### Supplied data
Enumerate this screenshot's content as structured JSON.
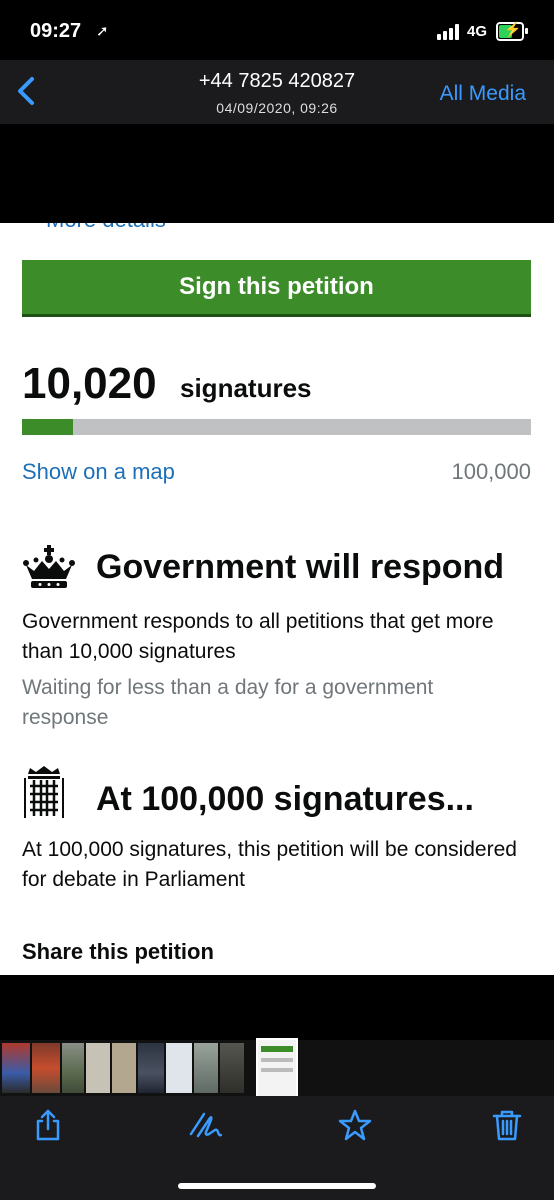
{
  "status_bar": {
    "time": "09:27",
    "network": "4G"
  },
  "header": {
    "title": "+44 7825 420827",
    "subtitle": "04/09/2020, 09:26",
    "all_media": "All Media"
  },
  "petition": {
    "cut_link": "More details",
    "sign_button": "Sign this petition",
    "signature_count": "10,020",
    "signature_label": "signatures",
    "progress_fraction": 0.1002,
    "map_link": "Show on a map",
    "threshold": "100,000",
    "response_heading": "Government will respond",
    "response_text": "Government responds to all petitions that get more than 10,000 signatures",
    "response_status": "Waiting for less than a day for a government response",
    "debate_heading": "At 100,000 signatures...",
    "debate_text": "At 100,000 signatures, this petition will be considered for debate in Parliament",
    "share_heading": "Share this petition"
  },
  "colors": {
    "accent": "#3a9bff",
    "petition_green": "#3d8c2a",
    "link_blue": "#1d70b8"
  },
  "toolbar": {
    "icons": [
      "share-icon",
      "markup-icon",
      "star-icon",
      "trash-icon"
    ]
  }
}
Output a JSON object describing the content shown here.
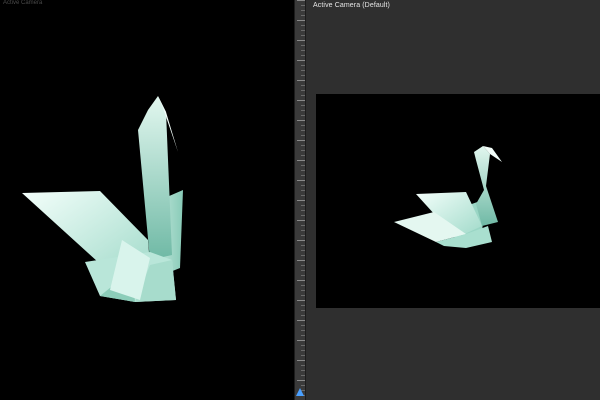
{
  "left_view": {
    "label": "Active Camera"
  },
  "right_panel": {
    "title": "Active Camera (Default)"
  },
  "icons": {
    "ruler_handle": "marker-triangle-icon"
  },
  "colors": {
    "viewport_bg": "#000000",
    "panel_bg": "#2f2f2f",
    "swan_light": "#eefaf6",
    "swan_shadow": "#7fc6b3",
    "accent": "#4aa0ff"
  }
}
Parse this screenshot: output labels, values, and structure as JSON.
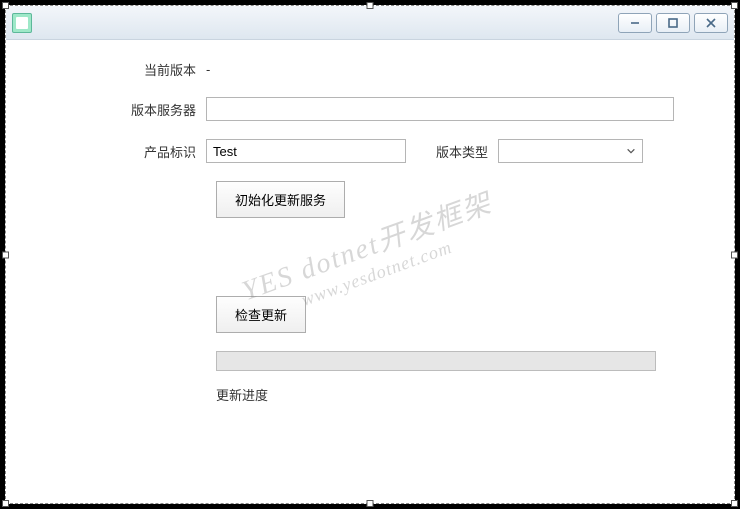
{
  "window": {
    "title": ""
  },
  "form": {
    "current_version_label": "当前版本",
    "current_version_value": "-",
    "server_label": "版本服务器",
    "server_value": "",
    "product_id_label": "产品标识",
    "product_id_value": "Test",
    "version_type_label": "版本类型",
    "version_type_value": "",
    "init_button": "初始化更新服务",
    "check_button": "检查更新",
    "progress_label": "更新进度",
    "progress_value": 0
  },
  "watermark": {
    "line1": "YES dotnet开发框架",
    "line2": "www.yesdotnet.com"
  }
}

--

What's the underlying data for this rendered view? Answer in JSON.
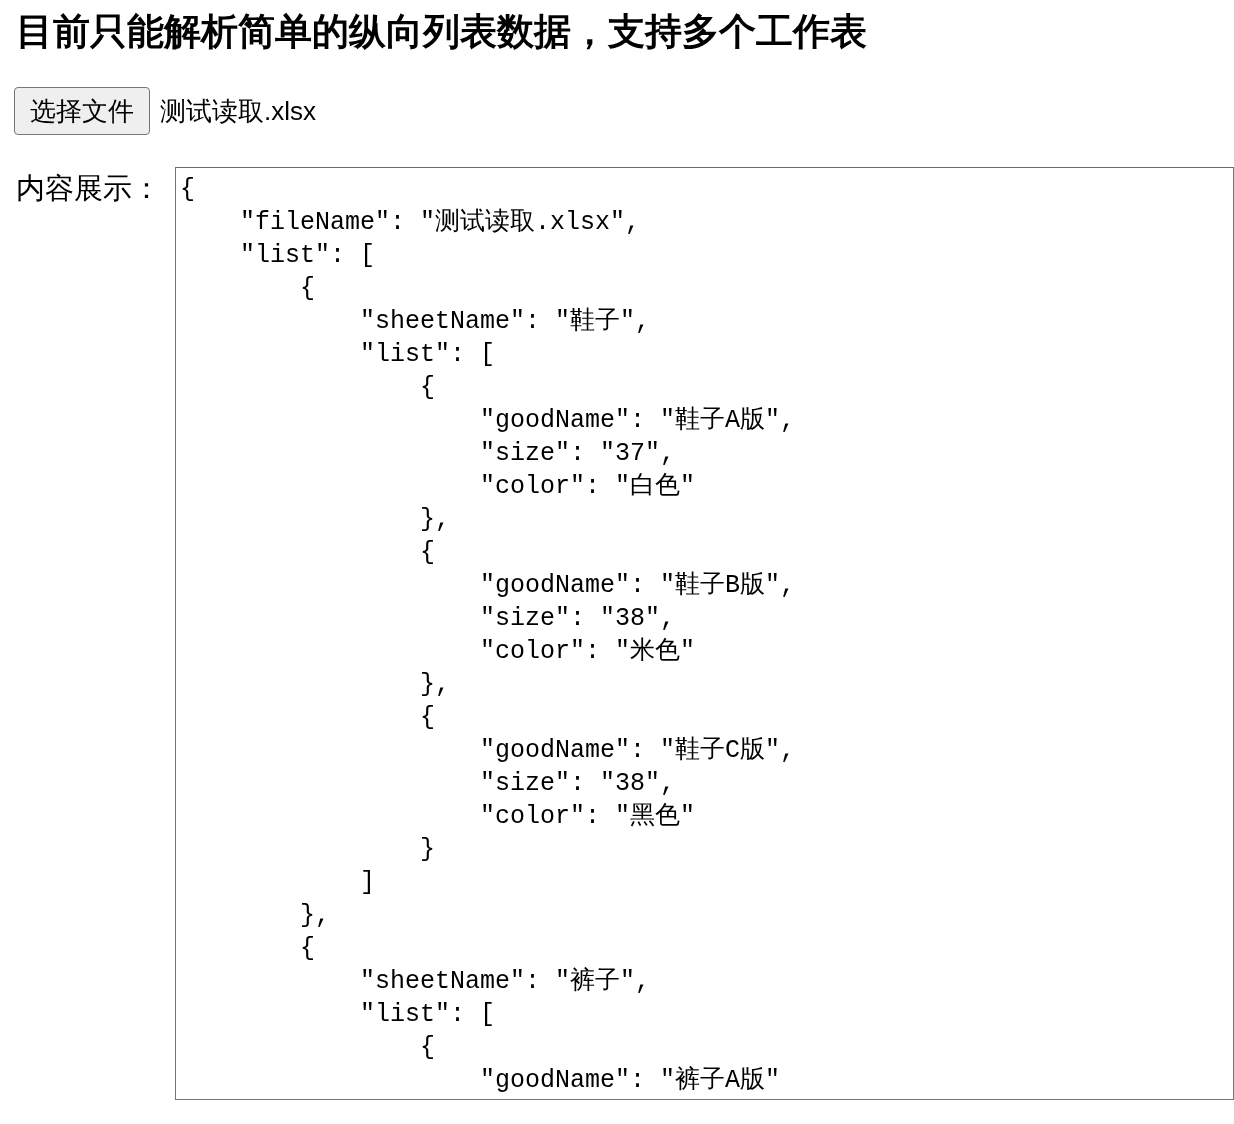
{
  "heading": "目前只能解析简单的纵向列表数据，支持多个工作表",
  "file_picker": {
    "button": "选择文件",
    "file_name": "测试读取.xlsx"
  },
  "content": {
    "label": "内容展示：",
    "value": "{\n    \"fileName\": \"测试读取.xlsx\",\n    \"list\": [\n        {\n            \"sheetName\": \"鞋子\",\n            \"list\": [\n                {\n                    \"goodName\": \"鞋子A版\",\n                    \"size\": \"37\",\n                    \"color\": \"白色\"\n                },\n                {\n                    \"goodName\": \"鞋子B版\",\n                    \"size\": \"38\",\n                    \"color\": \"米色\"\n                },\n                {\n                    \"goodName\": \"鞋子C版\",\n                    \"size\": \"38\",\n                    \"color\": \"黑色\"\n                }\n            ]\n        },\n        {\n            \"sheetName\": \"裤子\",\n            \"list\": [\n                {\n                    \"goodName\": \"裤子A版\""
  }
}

### Short problem
What is the number of lines above that contain the string "screenshot"? Answer with the number alone.

### Response to the task
2